OBJETIVO: Reproduce sin cambios el pasaje del texto sobre el esquiador venezolano, más abajo, que va de "Pero a veces" a "según El País.".

TEXTO DE LECTURA:
********
La lección del esquiador




El venezolano Adrián Solano, de 22 años, se convirtió en noticia hace unos meses. Tras ser retenido durante un mes por las autoridades francesas de inmigración, durante una escala en París en enero de 2017, fue reenviado de vuelta a Caracas. Su «delito»: llevar 28 euros en el bolsillo y afirmar que era uno de los participantes en el Campeonato Mundial de Esquí Nórdico de Lahti, Finlandia. Adrián, según leemos en El País, dijo a la prensa: «La policía pensó que estaba huyendo de mi país porque las cosas van mal», añadiendo una triste conclusión de lo que vivió: «Me discriminaron por la vestimenta, por mi cara, por mi apariencia».

Pero a veces decimos que lo último que se pierde son las esperanzas. Y es cierto. En Caracas, Adrián pudo arreglárselas para reemprender de nuevo el camino a Finlandia, esta vez con escala en Madrid. Tras llegar a la competición, el joven reconoció haber «participado con desventaja» puesto que había «perdido un mes de práctica[s]». Lo cierto es que Adrián nunca había visto la nieve antes de llegar a Finlandia, y en Venezuela sólo había podido entrenarse mediante «una modalidad de esquí sobre ruedas», el llamado rollerski o skiroll, otra variedad del esquí de fondo, también según El País.
********
LISTA DE ÍTEMS:
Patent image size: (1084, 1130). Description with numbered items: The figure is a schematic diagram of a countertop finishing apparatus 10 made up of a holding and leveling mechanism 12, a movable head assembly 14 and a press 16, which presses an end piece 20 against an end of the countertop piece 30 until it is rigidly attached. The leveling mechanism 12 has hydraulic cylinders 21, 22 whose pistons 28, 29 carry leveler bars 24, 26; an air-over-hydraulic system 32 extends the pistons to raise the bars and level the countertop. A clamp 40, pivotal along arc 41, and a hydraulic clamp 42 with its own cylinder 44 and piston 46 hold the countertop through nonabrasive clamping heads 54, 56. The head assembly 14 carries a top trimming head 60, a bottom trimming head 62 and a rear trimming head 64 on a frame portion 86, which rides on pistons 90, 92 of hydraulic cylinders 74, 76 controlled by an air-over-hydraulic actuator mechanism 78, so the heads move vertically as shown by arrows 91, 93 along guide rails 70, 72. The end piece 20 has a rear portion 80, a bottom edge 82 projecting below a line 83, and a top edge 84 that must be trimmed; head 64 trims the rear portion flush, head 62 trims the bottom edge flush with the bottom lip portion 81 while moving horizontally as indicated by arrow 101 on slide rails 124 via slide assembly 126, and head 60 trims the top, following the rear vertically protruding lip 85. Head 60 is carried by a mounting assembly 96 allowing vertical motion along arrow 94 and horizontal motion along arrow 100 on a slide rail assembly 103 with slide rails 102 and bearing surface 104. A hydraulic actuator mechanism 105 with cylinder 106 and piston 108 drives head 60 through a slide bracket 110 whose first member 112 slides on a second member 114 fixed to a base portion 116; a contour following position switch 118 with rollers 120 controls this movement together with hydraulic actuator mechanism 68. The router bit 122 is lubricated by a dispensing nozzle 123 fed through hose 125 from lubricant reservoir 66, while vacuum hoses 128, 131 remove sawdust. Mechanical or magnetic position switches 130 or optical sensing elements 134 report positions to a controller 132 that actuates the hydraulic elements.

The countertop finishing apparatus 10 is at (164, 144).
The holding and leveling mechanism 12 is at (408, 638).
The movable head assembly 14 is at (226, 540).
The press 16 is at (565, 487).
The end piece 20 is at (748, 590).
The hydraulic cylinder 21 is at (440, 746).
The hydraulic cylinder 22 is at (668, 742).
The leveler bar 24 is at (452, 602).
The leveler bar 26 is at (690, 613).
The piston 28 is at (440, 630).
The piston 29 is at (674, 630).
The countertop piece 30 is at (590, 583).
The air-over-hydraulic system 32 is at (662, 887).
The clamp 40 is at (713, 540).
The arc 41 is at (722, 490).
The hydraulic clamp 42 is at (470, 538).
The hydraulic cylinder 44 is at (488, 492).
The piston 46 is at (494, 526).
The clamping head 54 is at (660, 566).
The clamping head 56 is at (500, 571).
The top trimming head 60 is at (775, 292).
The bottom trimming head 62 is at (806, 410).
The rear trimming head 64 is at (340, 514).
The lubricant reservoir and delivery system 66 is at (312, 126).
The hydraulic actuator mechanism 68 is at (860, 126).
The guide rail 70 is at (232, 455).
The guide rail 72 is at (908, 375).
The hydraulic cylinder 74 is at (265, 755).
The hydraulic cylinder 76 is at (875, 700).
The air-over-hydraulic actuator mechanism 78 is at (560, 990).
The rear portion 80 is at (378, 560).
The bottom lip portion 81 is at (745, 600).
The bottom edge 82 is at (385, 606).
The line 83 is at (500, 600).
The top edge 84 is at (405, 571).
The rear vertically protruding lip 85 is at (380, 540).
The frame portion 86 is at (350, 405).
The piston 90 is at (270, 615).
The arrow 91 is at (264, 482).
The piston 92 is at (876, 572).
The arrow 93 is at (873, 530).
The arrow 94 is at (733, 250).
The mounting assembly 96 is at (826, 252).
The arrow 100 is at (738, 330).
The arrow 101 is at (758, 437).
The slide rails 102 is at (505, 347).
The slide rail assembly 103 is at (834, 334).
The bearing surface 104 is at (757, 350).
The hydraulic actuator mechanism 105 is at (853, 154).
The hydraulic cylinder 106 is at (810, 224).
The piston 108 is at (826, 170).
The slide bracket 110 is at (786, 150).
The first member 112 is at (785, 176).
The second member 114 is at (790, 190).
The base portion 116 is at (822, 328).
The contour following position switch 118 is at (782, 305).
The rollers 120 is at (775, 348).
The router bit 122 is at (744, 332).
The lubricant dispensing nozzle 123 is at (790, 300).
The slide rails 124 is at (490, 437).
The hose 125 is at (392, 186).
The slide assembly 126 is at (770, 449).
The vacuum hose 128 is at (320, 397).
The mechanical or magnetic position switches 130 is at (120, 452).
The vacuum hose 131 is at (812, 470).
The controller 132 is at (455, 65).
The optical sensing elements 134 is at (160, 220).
********
RESPUESTA ESCRITA:
Pero a veces decimos que lo último que se pierde son las esperanzas. Y es cierto. En Caracas, Adrián pudo arreglárselas para reemprender de nuevo el camino a Finlandia, esta vez con escala en Madrid. Tras llegar a la competición, el joven reconoció haber «participado con desventaja» puesto que había «perdido un mes de práctica[s]». Lo cierto es que Adrián nunca había visto la nieve antes de llegar a Finlandia, y en Venezuela sólo había podido entrenarse mediante «una modalidad de esquí sobre ruedas», el llamado rollerski o skiroll, otra variedad del esquí de fondo, también según El País.